**What you are asked to do:**
Find how many lines hold the word "JSON". Give only the number.

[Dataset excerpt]
┏━━
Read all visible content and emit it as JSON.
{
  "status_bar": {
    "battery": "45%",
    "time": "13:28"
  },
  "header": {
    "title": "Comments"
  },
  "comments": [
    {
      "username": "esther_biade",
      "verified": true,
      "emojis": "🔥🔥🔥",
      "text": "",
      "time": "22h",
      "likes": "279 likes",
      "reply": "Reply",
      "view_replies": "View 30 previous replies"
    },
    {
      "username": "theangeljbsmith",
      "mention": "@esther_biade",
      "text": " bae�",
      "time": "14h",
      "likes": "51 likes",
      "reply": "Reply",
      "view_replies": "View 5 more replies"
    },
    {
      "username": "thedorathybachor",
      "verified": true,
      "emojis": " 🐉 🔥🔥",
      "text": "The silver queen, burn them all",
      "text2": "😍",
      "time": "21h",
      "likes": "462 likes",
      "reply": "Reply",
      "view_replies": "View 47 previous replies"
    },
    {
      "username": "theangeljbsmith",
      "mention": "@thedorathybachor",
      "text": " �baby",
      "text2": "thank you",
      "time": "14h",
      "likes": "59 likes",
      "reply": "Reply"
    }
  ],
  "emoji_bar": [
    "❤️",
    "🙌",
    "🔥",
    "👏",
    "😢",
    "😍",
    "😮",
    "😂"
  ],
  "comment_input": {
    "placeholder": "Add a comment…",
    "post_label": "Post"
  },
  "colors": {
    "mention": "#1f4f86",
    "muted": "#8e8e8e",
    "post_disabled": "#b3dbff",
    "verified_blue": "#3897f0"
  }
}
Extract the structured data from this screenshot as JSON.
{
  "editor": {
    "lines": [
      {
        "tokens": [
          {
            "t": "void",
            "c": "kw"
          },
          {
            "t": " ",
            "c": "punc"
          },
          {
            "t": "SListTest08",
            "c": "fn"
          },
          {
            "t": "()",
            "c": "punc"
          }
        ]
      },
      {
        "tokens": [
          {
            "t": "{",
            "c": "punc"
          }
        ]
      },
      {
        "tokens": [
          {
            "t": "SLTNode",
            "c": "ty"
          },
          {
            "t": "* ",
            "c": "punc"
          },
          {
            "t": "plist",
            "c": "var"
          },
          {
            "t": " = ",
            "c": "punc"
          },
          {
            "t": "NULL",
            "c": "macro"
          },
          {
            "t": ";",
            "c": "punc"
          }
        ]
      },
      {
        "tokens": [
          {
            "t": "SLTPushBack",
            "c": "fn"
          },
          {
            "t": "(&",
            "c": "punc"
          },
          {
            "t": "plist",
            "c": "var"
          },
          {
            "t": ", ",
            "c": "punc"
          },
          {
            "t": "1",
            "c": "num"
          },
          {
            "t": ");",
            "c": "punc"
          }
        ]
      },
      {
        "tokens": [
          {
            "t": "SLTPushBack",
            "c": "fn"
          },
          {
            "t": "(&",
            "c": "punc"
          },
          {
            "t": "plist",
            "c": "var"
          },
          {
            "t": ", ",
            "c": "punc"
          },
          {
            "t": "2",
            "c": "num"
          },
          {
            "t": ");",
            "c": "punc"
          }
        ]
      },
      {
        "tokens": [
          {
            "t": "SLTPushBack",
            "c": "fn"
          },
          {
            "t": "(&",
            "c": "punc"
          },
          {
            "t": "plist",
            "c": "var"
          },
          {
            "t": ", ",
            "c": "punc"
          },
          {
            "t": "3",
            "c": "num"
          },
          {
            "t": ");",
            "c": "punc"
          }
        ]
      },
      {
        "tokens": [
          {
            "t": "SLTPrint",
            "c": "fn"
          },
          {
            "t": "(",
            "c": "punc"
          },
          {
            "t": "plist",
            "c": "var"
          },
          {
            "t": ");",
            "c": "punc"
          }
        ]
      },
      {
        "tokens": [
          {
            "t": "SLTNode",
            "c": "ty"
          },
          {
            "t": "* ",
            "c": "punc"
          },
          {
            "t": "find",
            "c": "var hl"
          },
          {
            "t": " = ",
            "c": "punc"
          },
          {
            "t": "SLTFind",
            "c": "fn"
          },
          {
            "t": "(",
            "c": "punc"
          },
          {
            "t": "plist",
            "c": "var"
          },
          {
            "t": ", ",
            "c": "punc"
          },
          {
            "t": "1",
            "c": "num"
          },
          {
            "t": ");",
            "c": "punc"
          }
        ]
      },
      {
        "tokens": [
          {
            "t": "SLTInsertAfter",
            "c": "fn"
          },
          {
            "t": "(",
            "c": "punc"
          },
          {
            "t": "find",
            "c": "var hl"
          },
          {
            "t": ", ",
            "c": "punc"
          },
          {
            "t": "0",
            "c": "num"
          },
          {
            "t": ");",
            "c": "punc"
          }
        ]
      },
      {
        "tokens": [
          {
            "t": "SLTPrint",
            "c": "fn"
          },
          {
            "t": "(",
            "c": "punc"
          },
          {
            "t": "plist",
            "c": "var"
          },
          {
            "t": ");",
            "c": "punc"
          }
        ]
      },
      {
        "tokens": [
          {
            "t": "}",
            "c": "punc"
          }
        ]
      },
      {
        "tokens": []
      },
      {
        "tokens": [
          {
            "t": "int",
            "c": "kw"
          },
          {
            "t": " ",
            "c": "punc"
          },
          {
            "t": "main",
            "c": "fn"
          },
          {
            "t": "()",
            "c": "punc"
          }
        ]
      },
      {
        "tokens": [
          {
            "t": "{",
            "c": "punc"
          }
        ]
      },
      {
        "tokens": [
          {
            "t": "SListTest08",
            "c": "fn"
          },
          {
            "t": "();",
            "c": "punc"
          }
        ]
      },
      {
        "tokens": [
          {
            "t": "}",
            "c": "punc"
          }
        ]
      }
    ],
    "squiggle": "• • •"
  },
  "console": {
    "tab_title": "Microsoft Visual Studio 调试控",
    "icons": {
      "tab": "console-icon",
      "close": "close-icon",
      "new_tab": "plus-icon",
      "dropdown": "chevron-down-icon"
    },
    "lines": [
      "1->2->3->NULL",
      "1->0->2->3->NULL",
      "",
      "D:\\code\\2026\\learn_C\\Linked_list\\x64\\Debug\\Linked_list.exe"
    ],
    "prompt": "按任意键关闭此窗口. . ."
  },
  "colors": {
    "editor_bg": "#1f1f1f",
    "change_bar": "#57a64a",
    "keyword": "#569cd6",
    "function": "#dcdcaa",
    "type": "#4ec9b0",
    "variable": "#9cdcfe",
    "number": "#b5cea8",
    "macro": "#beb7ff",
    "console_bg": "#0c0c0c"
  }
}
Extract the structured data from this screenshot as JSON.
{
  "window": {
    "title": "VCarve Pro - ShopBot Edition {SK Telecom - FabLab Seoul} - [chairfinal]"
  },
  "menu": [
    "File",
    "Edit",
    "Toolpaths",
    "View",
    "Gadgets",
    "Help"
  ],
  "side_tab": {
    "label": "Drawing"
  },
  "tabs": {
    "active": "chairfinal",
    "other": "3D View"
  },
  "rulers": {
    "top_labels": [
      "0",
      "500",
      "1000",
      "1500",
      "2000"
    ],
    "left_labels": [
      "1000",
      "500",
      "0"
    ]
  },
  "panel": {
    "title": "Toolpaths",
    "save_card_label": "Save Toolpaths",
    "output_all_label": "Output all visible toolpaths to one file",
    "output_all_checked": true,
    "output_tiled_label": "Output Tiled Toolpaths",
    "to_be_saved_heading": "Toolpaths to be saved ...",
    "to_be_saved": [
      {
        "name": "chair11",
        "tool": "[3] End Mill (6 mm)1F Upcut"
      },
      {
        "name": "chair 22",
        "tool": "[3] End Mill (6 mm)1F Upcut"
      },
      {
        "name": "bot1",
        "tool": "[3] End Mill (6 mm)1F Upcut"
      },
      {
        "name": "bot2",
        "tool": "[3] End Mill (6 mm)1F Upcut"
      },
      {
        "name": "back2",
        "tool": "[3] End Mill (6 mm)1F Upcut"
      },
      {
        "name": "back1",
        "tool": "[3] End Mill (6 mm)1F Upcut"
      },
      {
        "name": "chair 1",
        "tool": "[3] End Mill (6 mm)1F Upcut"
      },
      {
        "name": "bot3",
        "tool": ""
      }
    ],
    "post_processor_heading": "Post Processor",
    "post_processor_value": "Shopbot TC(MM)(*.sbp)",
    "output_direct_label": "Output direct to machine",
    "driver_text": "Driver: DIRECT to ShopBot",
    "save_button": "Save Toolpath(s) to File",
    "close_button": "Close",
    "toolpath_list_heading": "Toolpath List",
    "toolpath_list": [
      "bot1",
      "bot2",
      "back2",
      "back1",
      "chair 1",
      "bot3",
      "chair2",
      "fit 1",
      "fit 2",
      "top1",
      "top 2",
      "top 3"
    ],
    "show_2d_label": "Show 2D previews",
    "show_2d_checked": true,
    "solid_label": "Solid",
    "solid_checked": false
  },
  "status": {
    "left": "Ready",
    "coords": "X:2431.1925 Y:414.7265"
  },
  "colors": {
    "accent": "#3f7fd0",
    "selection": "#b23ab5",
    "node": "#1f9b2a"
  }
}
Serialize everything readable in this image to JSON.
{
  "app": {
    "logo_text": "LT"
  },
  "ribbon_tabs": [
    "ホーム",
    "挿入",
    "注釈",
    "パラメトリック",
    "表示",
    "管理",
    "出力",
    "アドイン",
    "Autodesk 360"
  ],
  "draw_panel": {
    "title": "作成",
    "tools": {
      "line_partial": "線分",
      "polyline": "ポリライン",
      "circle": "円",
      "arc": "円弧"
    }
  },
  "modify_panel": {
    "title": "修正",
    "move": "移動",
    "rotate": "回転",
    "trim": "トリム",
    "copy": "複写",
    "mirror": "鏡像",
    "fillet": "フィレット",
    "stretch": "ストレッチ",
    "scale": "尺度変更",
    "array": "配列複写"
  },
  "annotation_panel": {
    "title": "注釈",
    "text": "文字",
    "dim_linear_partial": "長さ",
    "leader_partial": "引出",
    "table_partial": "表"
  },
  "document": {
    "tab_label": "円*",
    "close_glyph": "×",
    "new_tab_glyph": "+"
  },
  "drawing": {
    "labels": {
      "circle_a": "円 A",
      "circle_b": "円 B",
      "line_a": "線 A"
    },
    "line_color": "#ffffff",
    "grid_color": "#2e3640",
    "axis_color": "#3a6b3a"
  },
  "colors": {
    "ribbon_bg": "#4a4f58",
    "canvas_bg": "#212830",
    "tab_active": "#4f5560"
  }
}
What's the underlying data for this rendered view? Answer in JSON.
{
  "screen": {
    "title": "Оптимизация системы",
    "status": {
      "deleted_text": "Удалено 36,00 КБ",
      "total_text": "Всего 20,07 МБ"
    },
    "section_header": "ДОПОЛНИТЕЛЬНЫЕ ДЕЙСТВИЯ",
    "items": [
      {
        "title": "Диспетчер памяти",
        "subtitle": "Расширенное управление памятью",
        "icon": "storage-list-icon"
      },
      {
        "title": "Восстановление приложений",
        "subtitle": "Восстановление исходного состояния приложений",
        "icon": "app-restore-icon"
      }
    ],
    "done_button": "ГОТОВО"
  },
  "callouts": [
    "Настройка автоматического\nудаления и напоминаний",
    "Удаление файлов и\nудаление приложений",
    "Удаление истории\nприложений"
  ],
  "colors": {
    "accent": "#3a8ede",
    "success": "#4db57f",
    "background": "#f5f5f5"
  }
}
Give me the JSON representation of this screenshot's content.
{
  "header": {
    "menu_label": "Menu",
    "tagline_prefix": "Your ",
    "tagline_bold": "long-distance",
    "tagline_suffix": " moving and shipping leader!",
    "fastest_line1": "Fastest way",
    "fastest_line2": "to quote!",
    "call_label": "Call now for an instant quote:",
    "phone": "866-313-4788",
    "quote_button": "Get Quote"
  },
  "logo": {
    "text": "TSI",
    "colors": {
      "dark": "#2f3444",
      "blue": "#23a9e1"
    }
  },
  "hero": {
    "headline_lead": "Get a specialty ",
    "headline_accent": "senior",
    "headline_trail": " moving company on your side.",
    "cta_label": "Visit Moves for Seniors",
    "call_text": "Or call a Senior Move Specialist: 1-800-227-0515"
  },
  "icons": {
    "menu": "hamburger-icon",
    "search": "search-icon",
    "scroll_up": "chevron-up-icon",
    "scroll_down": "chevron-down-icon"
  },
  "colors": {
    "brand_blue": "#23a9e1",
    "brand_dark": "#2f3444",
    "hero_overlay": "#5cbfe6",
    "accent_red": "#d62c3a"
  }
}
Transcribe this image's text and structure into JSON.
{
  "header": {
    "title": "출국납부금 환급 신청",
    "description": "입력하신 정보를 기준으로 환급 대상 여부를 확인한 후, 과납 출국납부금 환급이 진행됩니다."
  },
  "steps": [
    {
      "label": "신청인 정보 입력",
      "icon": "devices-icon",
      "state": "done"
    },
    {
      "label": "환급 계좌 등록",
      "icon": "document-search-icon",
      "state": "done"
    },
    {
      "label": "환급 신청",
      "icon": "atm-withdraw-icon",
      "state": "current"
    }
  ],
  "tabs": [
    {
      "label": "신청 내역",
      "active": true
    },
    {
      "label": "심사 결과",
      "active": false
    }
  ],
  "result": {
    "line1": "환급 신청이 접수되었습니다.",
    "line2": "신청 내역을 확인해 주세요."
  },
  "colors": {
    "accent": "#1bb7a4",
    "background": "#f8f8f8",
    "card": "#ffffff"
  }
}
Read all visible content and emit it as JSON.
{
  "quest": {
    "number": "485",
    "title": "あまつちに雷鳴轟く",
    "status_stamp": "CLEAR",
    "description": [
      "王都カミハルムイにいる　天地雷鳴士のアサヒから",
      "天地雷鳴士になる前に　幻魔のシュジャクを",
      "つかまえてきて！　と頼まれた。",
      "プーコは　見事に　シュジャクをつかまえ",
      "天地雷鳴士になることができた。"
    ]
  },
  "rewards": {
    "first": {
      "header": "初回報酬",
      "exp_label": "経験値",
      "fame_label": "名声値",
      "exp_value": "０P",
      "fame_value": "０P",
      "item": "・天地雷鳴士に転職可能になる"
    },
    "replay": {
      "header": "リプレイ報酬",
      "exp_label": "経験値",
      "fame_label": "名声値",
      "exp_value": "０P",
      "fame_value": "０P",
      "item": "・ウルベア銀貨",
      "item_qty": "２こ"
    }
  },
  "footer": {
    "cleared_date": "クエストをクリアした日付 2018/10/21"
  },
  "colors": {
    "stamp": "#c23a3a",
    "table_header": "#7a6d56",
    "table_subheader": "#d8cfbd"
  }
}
┗━━
**Expected answer:**
8